Data in this exercise:
——

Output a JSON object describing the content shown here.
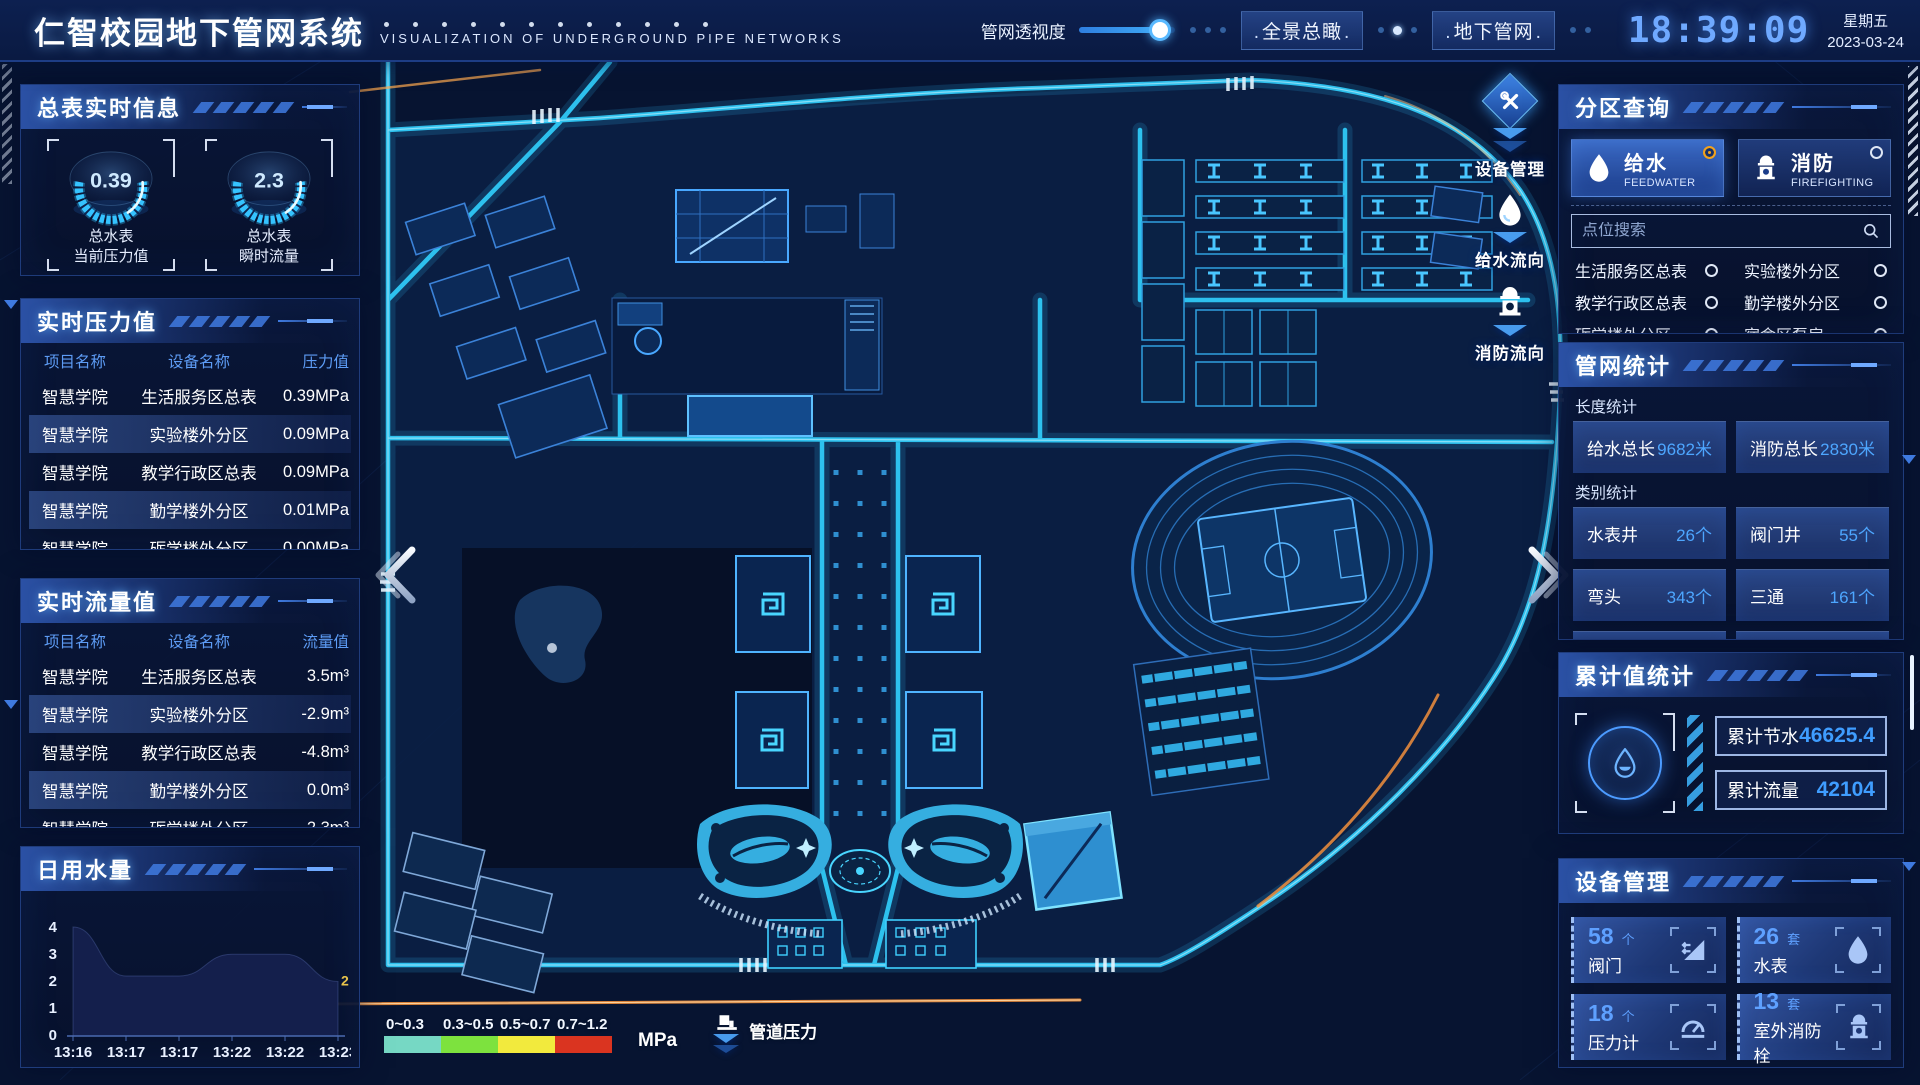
{
  "header": {
    "title": "仁智校园地下管网系统",
    "subtitle": "VISUALIZATION OF UNDERGROUND PIPE NETWORKS",
    "slider": {
      "label": "管网透视度",
      "percent": 85
    },
    "buttons": [
      {
        "label": "全景总瞰"
      },
      {
        "label": "地下管网"
      }
    ],
    "clock": {
      "time": "18:39:09",
      "weekday": "星期五",
      "date": "2023-03-24"
    }
  },
  "left": {
    "meter_info": {
      "title": "总表实时信息",
      "gauges": [
        {
          "value": "0.39",
          "line1": "总水表",
          "line2": "当前压力值"
        },
        {
          "value": "2.3",
          "line1": "总水表",
          "line2": "瞬时流量"
        }
      ]
    },
    "pressure": {
      "title": "实时压力值",
      "headers": [
        "项目名称",
        "设备名称",
        "压力值"
      ],
      "rows": [
        [
          "智慧学院",
          "生活服务区总表",
          "0.39MPa"
        ],
        [
          "智慧学院",
          "实验楼外分区",
          "0.09MPa"
        ],
        [
          "智慧学院",
          "教学行政区总表",
          "0.09MPa"
        ],
        [
          "智慧学院",
          "勤学楼外分区",
          "0.01MPa"
        ],
        [
          "智慧学院",
          "砺学楼外分区",
          "0.00MPa"
        ]
      ]
    },
    "flow": {
      "title": "实时流量值",
      "headers": [
        "项目名称",
        "设备名称",
        "流量值"
      ],
      "rows": [
        [
          "智慧学院",
          "生活服务区总表",
          "3.5m³"
        ],
        [
          "智慧学院",
          "实验楼外分区",
          "-2.9m³"
        ],
        [
          "智慧学院",
          "教学行政区总表",
          "-4.8m³"
        ],
        [
          "智慧学院",
          "勤学楼外分区",
          "0.0m³"
        ],
        [
          "智慧学院",
          "砺学楼外分区",
          "2.3m³"
        ]
      ]
    },
    "daily": {
      "title": "日用水量"
    }
  },
  "chart_data": {
    "type": "area",
    "title": "日用水量",
    "x": [
      "13:16",
      "13:17",
      "13:17",
      "13:22",
      "13:22",
      "13:23"
    ],
    "values": [
      4,
      2.2,
      2.2,
      3,
      3,
      2
    ],
    "yticks": [
      4,
      3,
      2,
      1,
      0
    ],
    "ylim": [
      0,
      4
    ],
    "end_label": "2",
    "xlabel": "",
    "ylabel": ""
  },
  "right": {
    "zone": {
      "title": "分区查询",
      "tabs": [
        {
          "name": "给水",
          "sub": "FEEDWATER",
          "selected": true
        },
        {
          "name": "消防",
          "sub": "FIREFIGHTING",
          "selected": false
        }
      ],
      "search_placeholder": "点位搜索",
      "items": [
        {
          "label": "生活服务区总表"
        },
        {
          "label": "实验楼外分区"
        },
        {
          "label": "教学行政区总表"
        },
        {
          "label": "勤学楼外分区"
        },
        {
          "label": "砺学楼外分区"
        },
        {
          "label": "宿舍区泵房"
        }
      ]
    },
    "pipe_stats": {
      "title": "管网统计",
      "length_label": "长度统计",
      "length_items": [
        {
          "label": "给水总长",
          "value": "9682米"
        },
        {
          "label": "消防总长",
          "value": "2830米"
        }
      ],
      "category_label": "类别统计",
      "category_items": [
        {
          "label": "水表井",
          "value": "26个"
        },
        {
          "label": "阀门井",
          "value": "55个"
        },
        {
          "label": "弯头",
          "value": "343个"
        },
        {
          "label": "三通",
          "value": "161个"
        }
      ]
    },
    "cumulative": {
      "title": "累计值统计",
      "items": [
        {
          "label": "累计节水",
          "value": "46625.4"
        },
        {
          "label": "累计流量",
          "value": "42104"
        }
      ]
    },
    "devices": {
      "title": "设备管理",
      "items": [
        {
          "count": "58",
          "unit": "个",
          "name": "阀门",
          "icon": "valve-icon"
        },
        {
          "count": "26",
          "unit": "套",
          "name": "水表",
          "icon": "water-meter-icon"
        },
        {
          "count": "18",
          "unit": "个",
          "name": "压力计",
          "icon": "pressure-gauge-icon"
        },
        {
          "count": "13",
          "unit": "套",
          "name": "室外消防栓",
          "icon": "hydrant-icon"
        }
      ]
    }
  },
  "map": {
    "tools": [
      {
        "label": "设备管理",
        "icon": "tools-icon"
      },
      {
        "label": "给水流向",
        "icon": "water-drop-icon"
      },
      {
        "label": "消防流向",
        "icon": "hydrant-icon"
      }
    ],
    "legend": {
      "unit": "MPa",
      "label": "管道压力",
      "ranges": [
        {
          "label": "0~0.3",
          "color": "#76d8c4"
        },
        {
          "label": "0.3~0.5",
          "color": "#7de23e"
        },
        {
          "label": "0.5~0.7",
          "color": "#f2ea3d"
        },
        {
          "label": "0.7~1.2",
          "color": "#da3420"
        }
      ]
    }
  }
}
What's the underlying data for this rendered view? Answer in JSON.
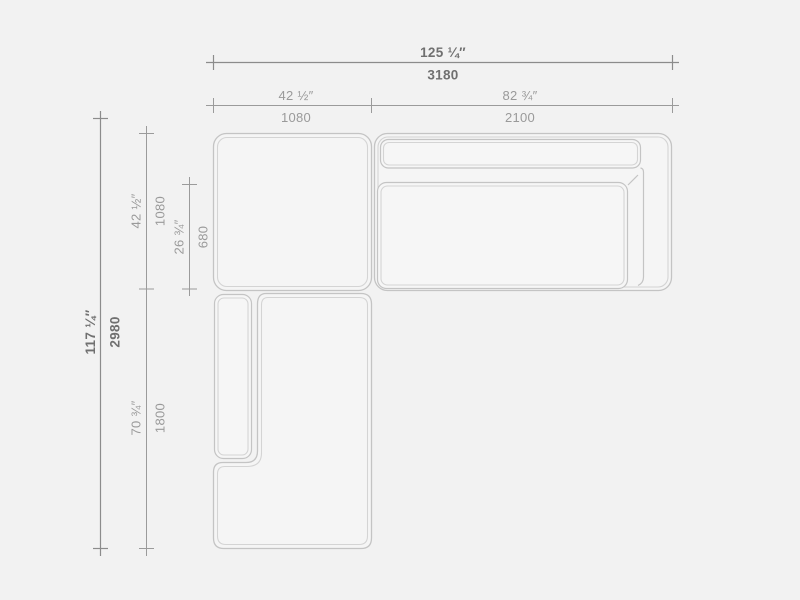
{
  "drawing": {
    "title": "sectional-sofa-plan",
    "colors": {
      "background": "#f2f2f2",
      "outline": "#c4c4c4",
      "outline_echo": "#d4d4d4",
      "dimension_line": "#9b9b9b",
      "dimension_primary_text": "#707070",
      "dimension_secondary_text": "#9a9a9a"
    },
    "dimensions": {
      "overall_width": {
        "inches": "125 ¼″",
        "mm": "3180"
      },
      "left_module_width": {
        "inches": "42 ½″",
        "mm": "1080"
      },
      "right_module_width": {
        "inches": "82 ¾″",
        "mm": "2100"
      },
      "overall_depth": {
        "inches": "117 ¼″",
        "mm": "2980"
      },
      "top_module_depth": {
        "inches": "42 ½″",
        "mm": "1080"
      },
      "seat_depth": {
        "inches": "26 ¾″",
        "mm": "680"
      },
      "chaise_length": {
        "inches": "70 ¾″",
        "mm": "1800"
      }
    }
  }
}
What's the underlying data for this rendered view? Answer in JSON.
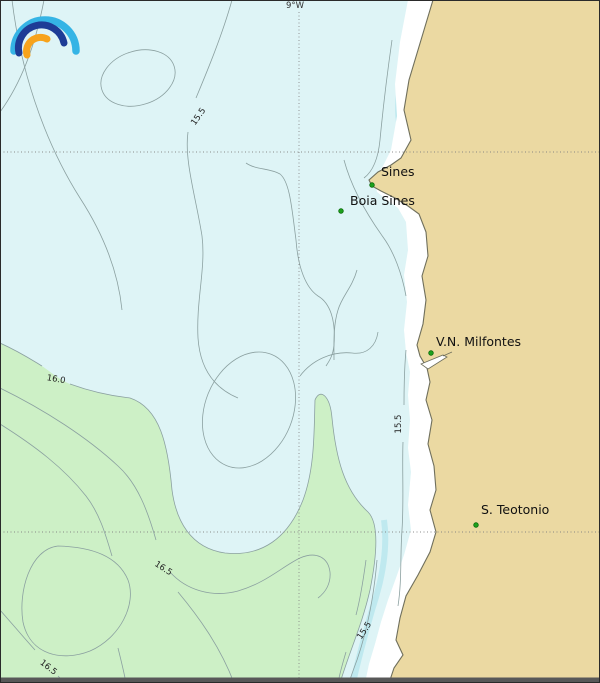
{
  "axis": {
    "top_label": "9°W"
  },
  "logo": {
    "name": "ipma-rainbow-logo",
    "arc_colors": {
      "outer": "#35b4e5",
      "middle": "#1e3c96",
      "inner": "#f7a31c"
    }
  },
  "colors": {
    "sea": "#def4f6",
    "green_band": "#cdf0c6",
    "land": "#ebd9a2",
    "coast_strip": "#ffffff",
    "shallow_band": "#bfe9ef",
    "contour": "#8ba0a0",
    "coastline": "#6f6f5c",
    "grid": "#808080",
    "marker": "#1da11d",
    "marker_edge": "#0a6b0a",
    "bottom_bar": "#585858"
  },
  "places": [
    {
      "label": "Sines"
    },
    {
      "label": "Boia Sines"
    },
    {
      "label": "V.N. Milfontes"
    },
    {
      "label": "S. Teotonio"
    }
  ],
  "contour_labels": [
    {
      "value": "15.5"
    },
    {
      "value": "16.0"
    },
    {
      "value": "16.5"
    },
    {
      "value": "16.5"
    },
    {
      "value": "15.5"
    },
    {
      "value": "15.5"
    }
  ],
  "map_data": {
    "type": "contour-map",
    "contour_values": [
      15.5,
      16.0,
      16.5
    ],
    "grid": {
      "vertical_line_label": "9°W",
      "horizontal_lines": 2
    }
  }
}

——

Tally the lines holding the string "name" and give only the count.

7